*PROBLEM:*
What follows is a set of records, each of which is to be written out exactly.

Dataset records:
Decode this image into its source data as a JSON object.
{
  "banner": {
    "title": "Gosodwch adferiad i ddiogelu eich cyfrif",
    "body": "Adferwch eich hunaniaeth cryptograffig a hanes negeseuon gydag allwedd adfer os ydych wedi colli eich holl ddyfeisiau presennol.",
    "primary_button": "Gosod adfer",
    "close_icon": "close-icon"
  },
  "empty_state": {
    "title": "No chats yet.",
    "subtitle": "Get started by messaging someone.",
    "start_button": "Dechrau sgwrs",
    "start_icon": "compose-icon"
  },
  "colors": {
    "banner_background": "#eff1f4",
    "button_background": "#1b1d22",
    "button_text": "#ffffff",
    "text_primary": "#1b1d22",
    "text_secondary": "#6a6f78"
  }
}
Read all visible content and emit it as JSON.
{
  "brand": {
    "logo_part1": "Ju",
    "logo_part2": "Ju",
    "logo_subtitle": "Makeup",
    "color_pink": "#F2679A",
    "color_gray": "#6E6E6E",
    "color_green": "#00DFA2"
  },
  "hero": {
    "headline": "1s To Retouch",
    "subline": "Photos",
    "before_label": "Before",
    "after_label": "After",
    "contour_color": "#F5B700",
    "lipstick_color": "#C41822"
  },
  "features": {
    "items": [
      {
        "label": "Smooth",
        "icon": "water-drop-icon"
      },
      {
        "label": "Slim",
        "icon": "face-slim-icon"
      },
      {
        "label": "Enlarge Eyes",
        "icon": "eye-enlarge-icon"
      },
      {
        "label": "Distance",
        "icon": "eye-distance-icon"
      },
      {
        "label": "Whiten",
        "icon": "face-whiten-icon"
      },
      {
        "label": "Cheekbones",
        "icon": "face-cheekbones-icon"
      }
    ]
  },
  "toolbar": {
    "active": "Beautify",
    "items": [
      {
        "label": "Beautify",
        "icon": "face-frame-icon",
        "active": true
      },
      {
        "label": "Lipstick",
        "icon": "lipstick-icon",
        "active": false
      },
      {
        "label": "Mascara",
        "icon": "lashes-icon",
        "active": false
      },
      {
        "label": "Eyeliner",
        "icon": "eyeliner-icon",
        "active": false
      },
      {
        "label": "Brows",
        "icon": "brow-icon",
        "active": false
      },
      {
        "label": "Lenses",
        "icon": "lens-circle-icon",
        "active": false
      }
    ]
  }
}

*FULL ANSWER:*
Decode this image into its source data as a JSON object.
{
  "banner": {
    "title": "Gosodwch adferiad i ddiogelu eich cyfrif",
    "body": "Adferwch eich hunaniaeth cryptograffig a hanes negeseuon gydag allwedd adfer os ydych wedi colli eich holl ddyfeisiau presennol.",
    "primary_button": "Gosod adfer",
    "close_icon": "close-icon"
  },
  "empty_state": {
    "title": "No chats yet.",
    "subtitle": "Get started by messaging someone.",
    "start_button": "Dechrau sgwrs",
    "start_icon": "compose-icon"
  },
  "colors": {
    "banner_background": "#eff1f4",
    "button_background": "#1b1d22",
    "button_text": "#ffffff",
    "text_primary": "#1b1d22",
    "text_secondary": "#6a6f78"
  }
}
Read all visible content and emit it as JSON.
{
  "brand": {
    "logo_part1": "Ju",
    "logo_part2": "Ju",
    "logo_subtitle": "Makeup",
    "color_pink": "#F2679A",
    "color_gray": "#6E6E6E",
    "color_green": "#00DFA2"
  },
  "hero": {
    "headline": "1s To Retouch",
    "subline": "Photos",
    "before_label": "Before",
    "after_label": "After",
    "contour_color": "#F5B700",
    "lipstick_color": "#C41822"
  },
  "features": {
    "items": [
      {
        "label": "Smooth",
        "icon": "water-drop-icon"
      },
      {
        "label": "Slim",
        "icon": "face-slim-icon"
      },
      {
        "label": "Enlarge Eyes",
        "icon": "eye-enlarge-icon"
      },
      {
        "label": "Distance",
        "icon": "eye-distance-icon"
      },
      {
        "label": "Whiten",
        "icon": "face-whiten-icon"
      },
      {
        "label": "Cheekbones",
        "icon": "face-cheekbones-icon"
      }
    ]
  },
  "toolbar": {
    "active": "Beautify",
    "items": [
      {
        "label": "Beautify",
        "icon": "face-frame-icon",
        "active": true
      },
      {
        "label": "Lipstick",
        "icon": "lipstick-icon",
        "active": false
      },
      {
        "label": "Mascara",
        "icon": "lashes-icon",
        "active": false
      },
      {
        "label": "Eyeliner",
        "icon": "eyeliner-icon",
        "active": false
      },
      {
        "label": "Brows",
        "icon": "brow-icon",
        "active": false
      },
      {
        "label": "Lenses",
        "icon": "lens-circle-icon",
        "active": false
      }
    ]
  }
}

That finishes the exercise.